== Rows from a dataset ==
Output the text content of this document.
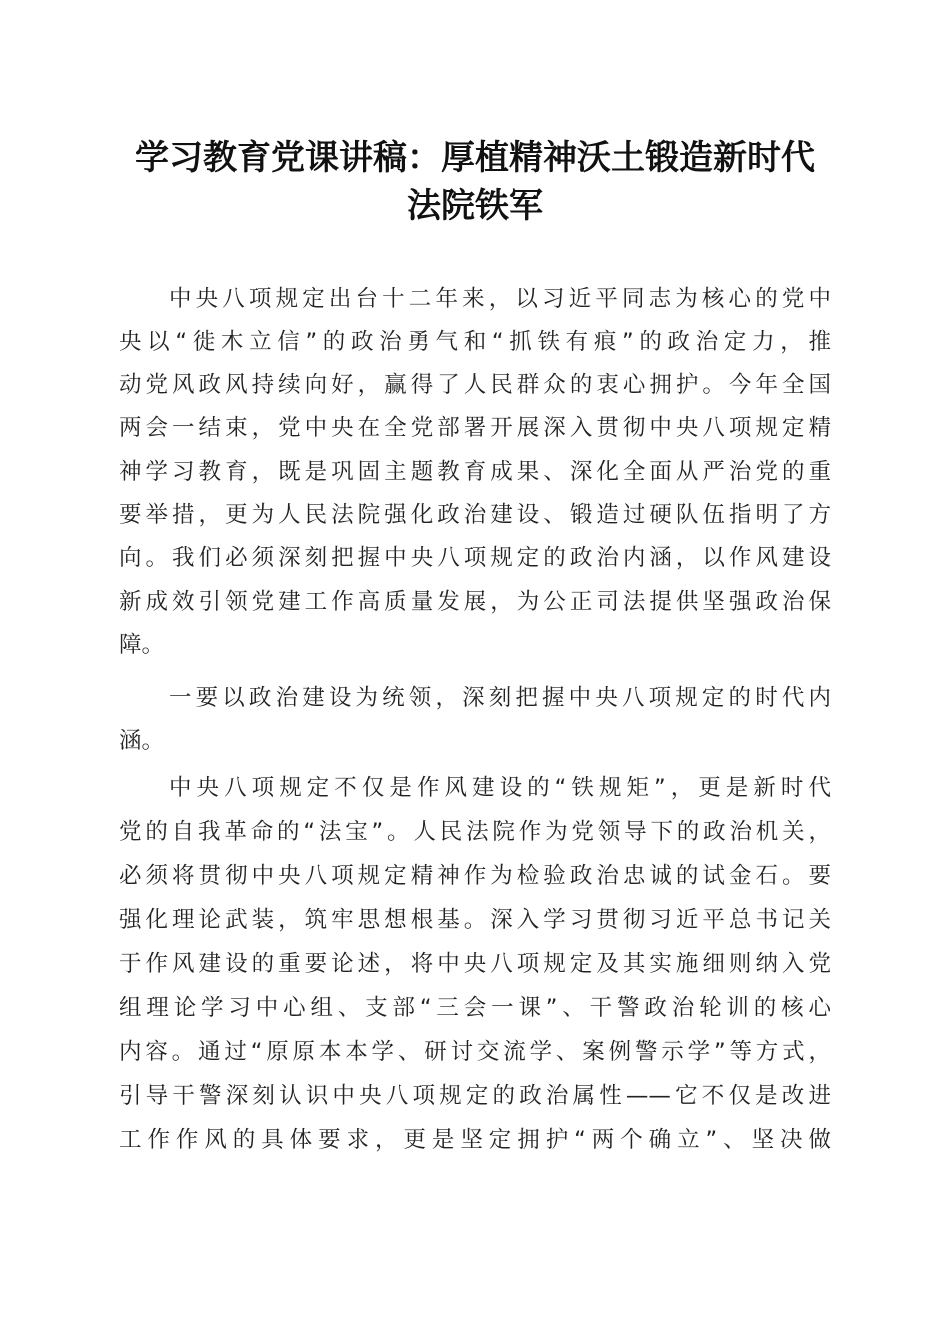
学习教育党课讲稿：厚植精神沃土锻造新时代
法院铁军
中央八项规定出台十二年来，以习近平同志为核心的党中
央以“徙木立信”的政治勇气和“抓铁有痕”的政治定力，推
动党风政风持续向好，赢得了人民群众的衷心拥护。今年全国
两会一结束，党中央在全党部署开展深入贯彻中央八项规定精
神学习教育，既是巩固主题教育成果、深化全面从严治党的重
要举措，更为人民法院强化政治建设、锻造过硬队伍指明了方
向。我们必须深刻把握中央八项规定的政治内涵，以作风建设
新成效引领党建工作高质量发展，为公正司法提供坚强政治保
障。
一要以政治建设为统领，深刻把握中央八项规定的时代内
涵。
中央八项规定不仅是作风建设的“铁规矩”，更是新时代
党的自我革命的“法宝”。人民法院作为党领导下的政治机关，
必须将贯彻中央八项规定精神作为检验政治忠诚的试金石。要
强化理论武装，筑牢思想根基。深入学习贯彻习近平总书记关
于作风建设的重要论述，将中央八项规定及其实施细则纳入党
组理论学习中心组、支部“三会一课”、干警政治轮训的核心
内容。通过“原原本本学、研讨交流学、案例警示学”等方式，
引导干警深刻认识中央八项规定的政治属性——它不仅是改进
工作作风的具体要求，更是坚定拥护“两个确立”、坚决做
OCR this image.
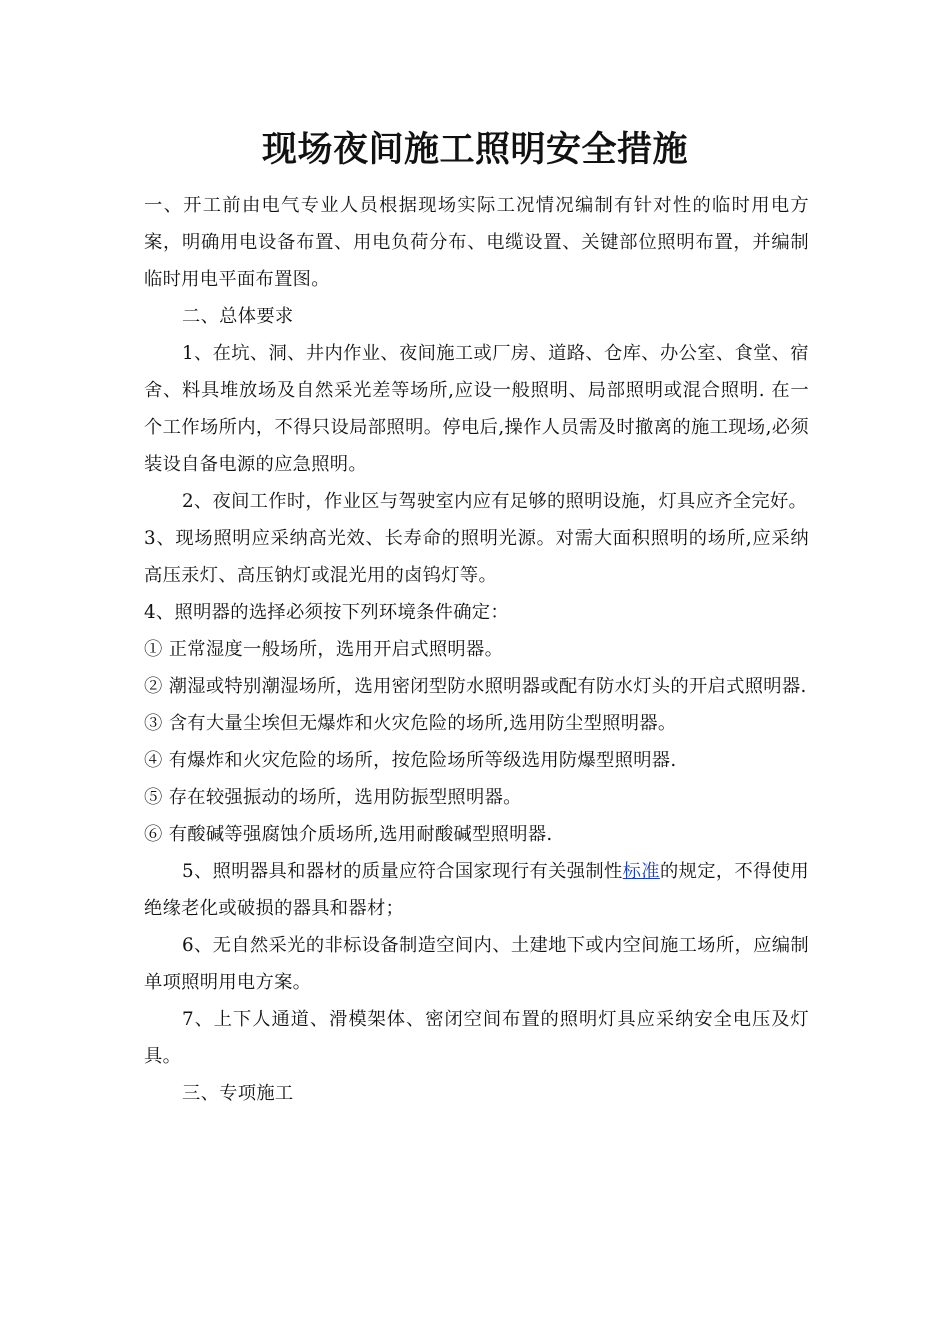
现场夜间施工照明安全措施

一、开工前由电气专业人员根据现场实际工况情况编制有针对性的临时用电方案，明确用电设备布置、用电负荷分布、电缆设置、关键部位照明布置，并编制临时用电平面布置图。

二、总体要求

1、在坑、洞、井内作业、夜间施工或厂房、道路、仓库、办公室、食堂、宿舍、料具堆放场及自然采光差等场所,应设一般照明、局部照明或混合照明. 在一个工作场所内，不得只设局部照明。停电后,操作人员需及时撤离的施工现场,必须装设自备电源的应急照明。

2、夜间工作时，作业区与驾驶室内应有足够的照明设施，灯具应齐全完好。

3、现场照明应采纳高光效、长寿命的照明光源。对需大面积照明的场所,应采纳高压汞灯、高压钠灯或混光用的卤钨灯等。

4、照明器的选择必须按下列环境条件确定：

① 正常湿度一般场所，选用开启式照明器。

② 潮湿或特别潮湿场所，选用密闭型防水照明器或配有防水灯头的开启式照明器.

③ 含有大量尘埃但无爆炸和火灾危险的场所,选用防尘型照明器。

④ 有爆炸和火灾危险的场所，按危险场所等级选用防爆型照明器.

⑤ 存在较强振动的场所，选用防振型照明器。

⑥ 有酸碱等强腐蚀介质场所,选用耐酸碱型照明器.

5、照明器具和器材的质量应符合国家现行有关强制性标准的规定，不得使用绝缘老化或破损的器具和器材；

6、无自然采光的非标设备制造空间内、土建地下或内空间施工场所，应编制单项照明用电方案。

7、上下人通道、滑模架体、密闭空间布置的照明灯具应采纳安全电压及灯具。

三、专项施工
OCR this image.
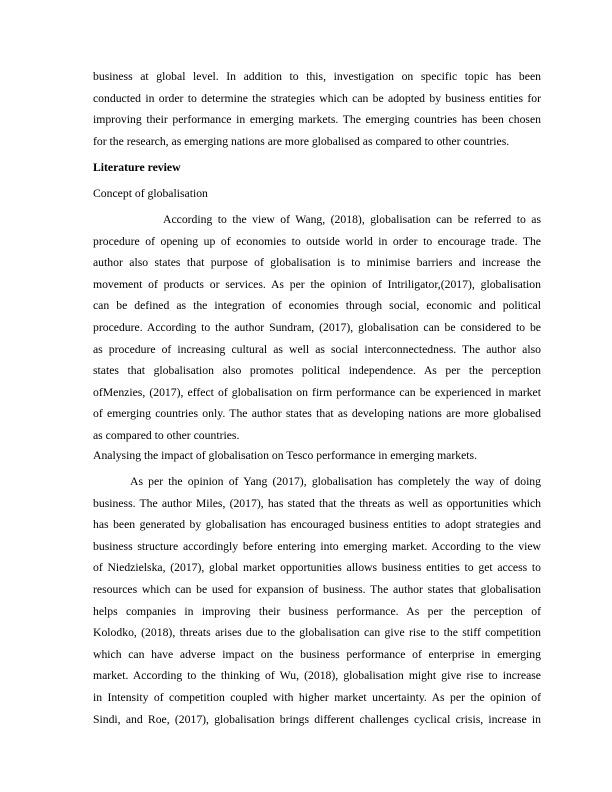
business at global level. In addition to this, investigation on specific topic has been
conducted in order to determine the strategies which can be adopted by business entities for
improving their performance in emerging markets. The emerging countries has been chosen
for the research, as emerging nations are more globalised as compared to other countries.
Literature review
Concept of globalisation
According to the view of Wang, (2018), globalisation can be referred to as
procedure of opening up of economies to outside world in order to encourage trade. The
author also states that purpose of globalisation is to minimise barriers and increase the
movement of products or services. As per the opinion of Intriligator,(2017), globalisation
can be defined as the integration of economies through social, economic and political
procedure. According to the author Sundram, (2017), globalisation can be considered to be
as procedure of increasing cultural as well as social interconnectedness. The author also
states that globalisation also promotes political independence. As per the perception
ofMenzies, (2017), effect of globalisation on firm performance can be experienced in market
of emerging countries only. The author states that as developing nations are more globalised
as compared to other countries.
Analysing the impact of globalisation on Tesco performance in emerging markets.
As per the opinion of Yang (2017), globalisation has completely the way of doing
business. The author Miles, (2017), has stated that the threats as well as opportunities which
has been generated by globalisation has encouraged business entities to adopt strategies and
business structure accordingly before entering into emerging market. According to the view
of Niedzielska, (2017), global market opportunities allows business entities to get access to
resources which can be used for expansion of business. The author states that globalisation
helps companies in improving their business performance. As per the perception of
Kolodko, (2018), threats arises due to the globalisation can give rise to the stiff competition
which can have adverse impact on the business performance of enterprise in emerging
market. According to the thinking of Wu, (2018), globalisation might give rise to increase
in Intensity of competition coupled with higher market uncertainty. As per the opinion of
Sindi, and Roe, (2017), globalisation brings different challenges cyclical crisis, increase in
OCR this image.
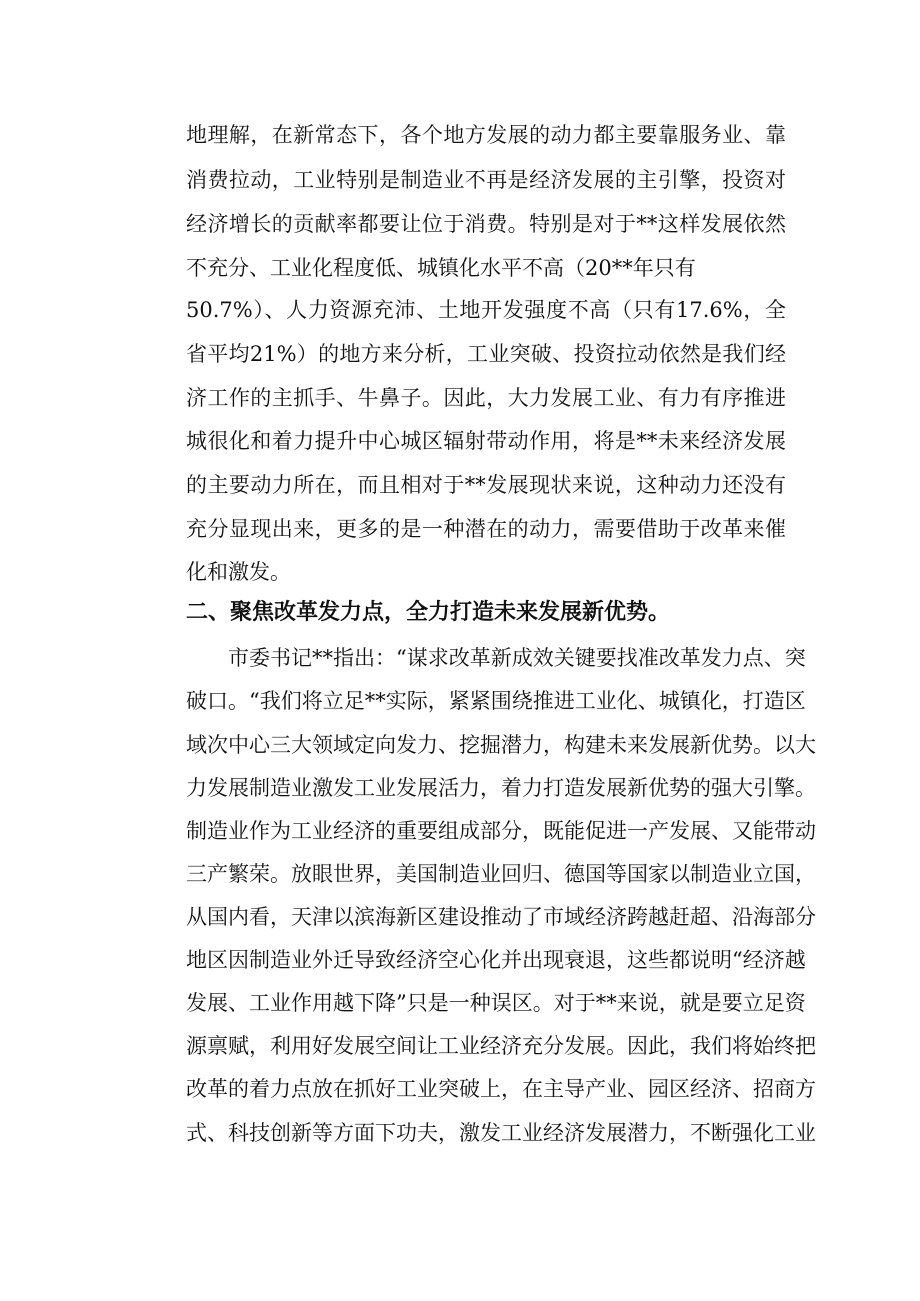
地理解，在新常态下，各个地方发展的动力都主要靠服务业、靠
消费拉动，工业特别是制造业不再是经济发展的主引擎，投资对
经济增长的贡献率都要让位于消费。特别是对于**这样发展依然
不充分、工业化程度低、城镇化水平不高（20**年只有
50.7%）、人力资源充沛、土地开发强度不高（只有17.6%，全
省平均21%）的地方来分析，工业突破、投资拉动依然是我们经
济工作的主抓手、牛鼻子。因此，大力发展工业、有力有序推进
城很化和着力提升中心城区辐射带动作用，将是**未来经济发展
的主要动力所在，而且相对于**发展现状来说，这种动力还没有
充分显现出来，更多的是一种潜在的动力，需要借助于改革来催
化和激发。
二、聚焦改革发力点，全力打造未来发展新优势。
市委书记**指出：“谋求改革新成效关键要找准改革发力点、突
破口。“我们将立足**实际，紧紧围绕推进工业化、城镇化，打造区
域次中心三大领域定向发力、挖掘潜力，构建未来发展新优势。以大
力发展制造业激发工业发展活力，着力打造发展新优势的强大引擎。
制造业作为工业经济的重要组成部分，既能促进一产发展、又能带动
三产繁荣。放眼世界，美国制造业回归、德国等国家以制造业立国，
从国内看，天津以滨海新区建设推动了市域经济跨越赶超、沿海部分
地区因制造业外迁导致经济空心化并出现衰退，这些都说明“经济越
发展、工业作用越下降”只是一种误区。对于**来说，就是要立足资
源禀赋，利用好发展空间让工业经济充分发展。因此，我们将始终把
改革的着力点放在抓好工业突破上，在主导产业、园区经济、招商方
式、科技创新等方面下功夫，激发工业经济发展潜力，不断强化工业
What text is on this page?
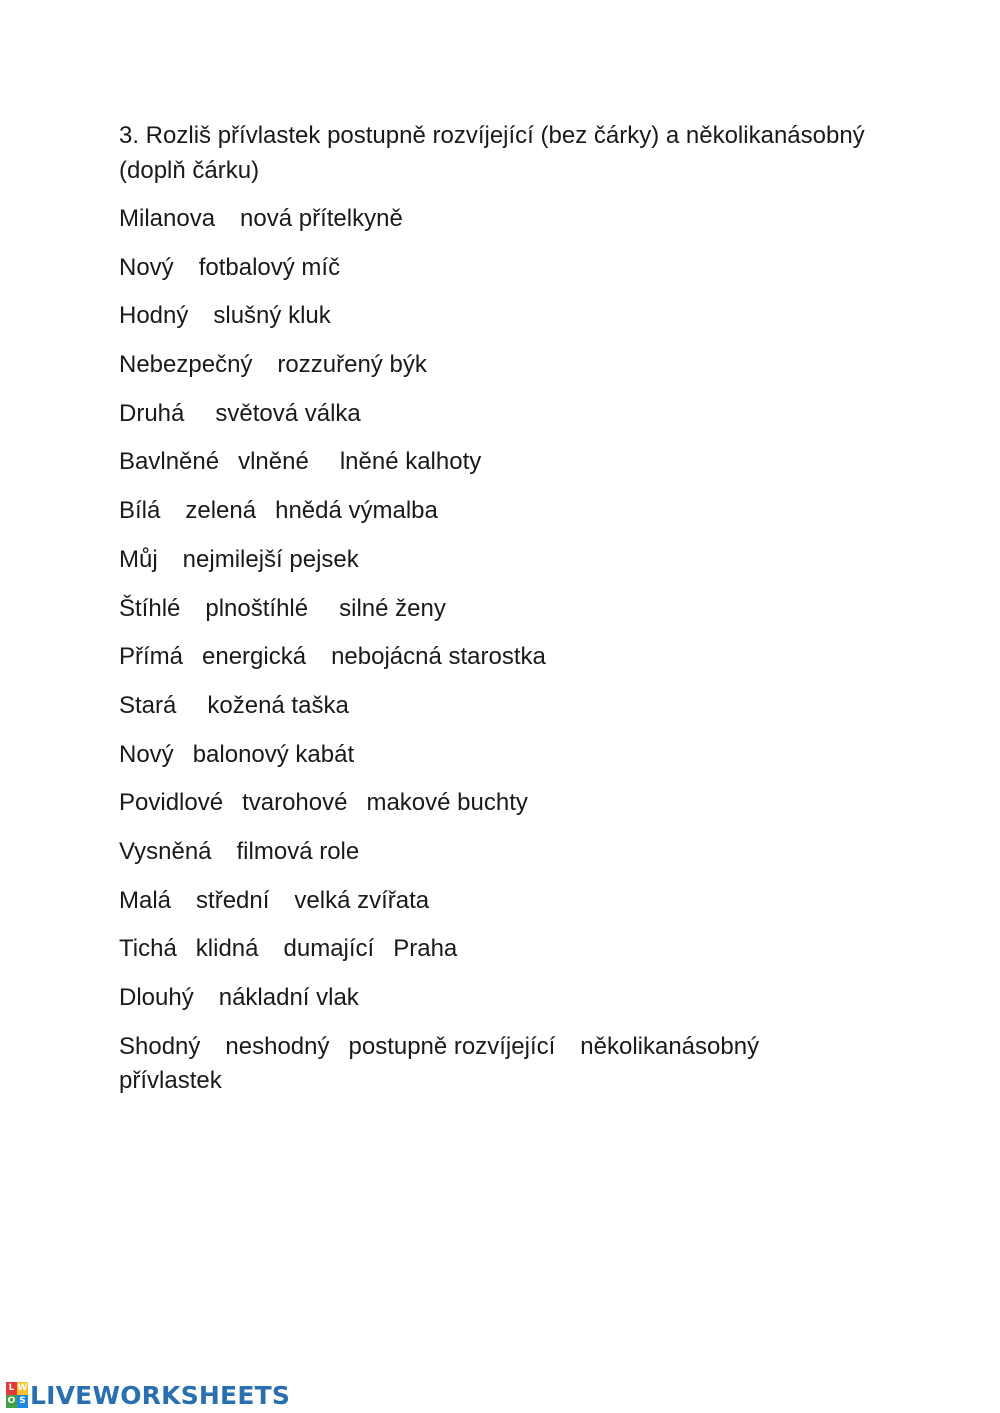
3. Rozliš přívlastek postupně rozvíjející (bez čárky) a několikanásobný (doplň čárku)

Milanova nová přítelkyně
Nový fotbalový míč
Hodný slušný kluk
Nebezpečný rozzuřený býk
Druhá světová válka
Bavlněné vlněné lněné kalhoty
Bílá zelená hnědá výmalba
Můj nejmilejší pejsek
Štíhlé plnoštíhlé silné ženy
Přímá energická nebojácná starostka
Stará kožená taška
Nový balonový kabát
Povidlové tvarohové makové buchty
Vysněná filmová role
Malá střední velká zvířata
Tichá klidná dumající Praha
Dlouhý nákladní vlak
Shodný neshodný postupně rozvíjející několikanásobný přívlastek
L W
O S LIVEWORKSHEETS
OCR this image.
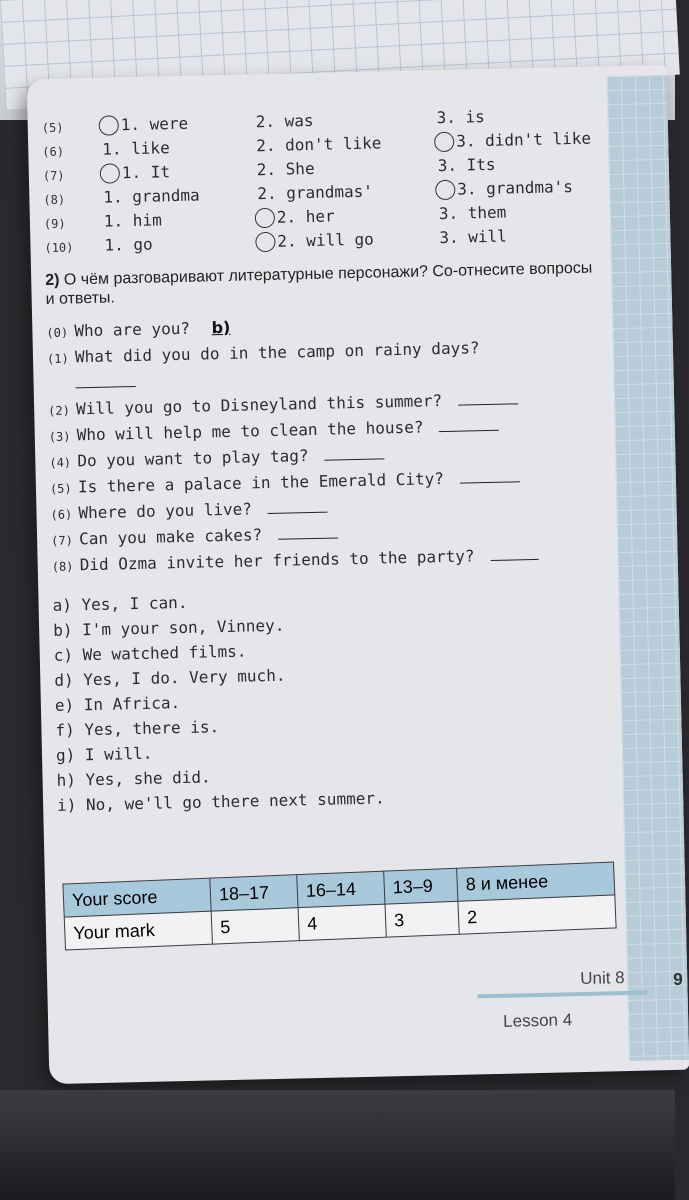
(5)	1. were	2. was	3. is
(6) 1. like	2. don't like	3. didn't like
(7)	1. It	2. She	3. Its
(8) 1. grandma	2. grandmas'	3. grandma's
(9) 1. him	2. her	3. them
(10) 1. go	2. will go	3. will
2) О чём разговаривают литературные персонажи? Со-отнесите вопросы и ответы.
(0) Who are you? b)
(1) What did you do in the camp on rainy days?

(2) Will you go to Disneyland this summer?
(3) Who will help me to clean the house?
(4) Do you want to play tag?
(5) Is there a palace in the Emerald City?
(6) Where do you live?
(7) Can you make cakes?
(8) Did Ozma invite her friends to the party?
a) Yes, I can.
b) I'm your son, Vinney.
c) We watched films.
d) Yes, I do. Very much.
e) In Africa.
f) Yes, there is.
g) I will.
h) Yes, she did.
i) No, we'll go there next summer.
Your score	18–17	16–14	13–9	8 и менее
Your mark	5	4	3	2
Unit 8
Lesson 4
9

== What needs to be done ==
Look through the data and show every line containing "there".

== Expected answer ==
(5) Is there a palace in the Emerald City?
f) Yes, there is.
i) No, we'll go there next summer.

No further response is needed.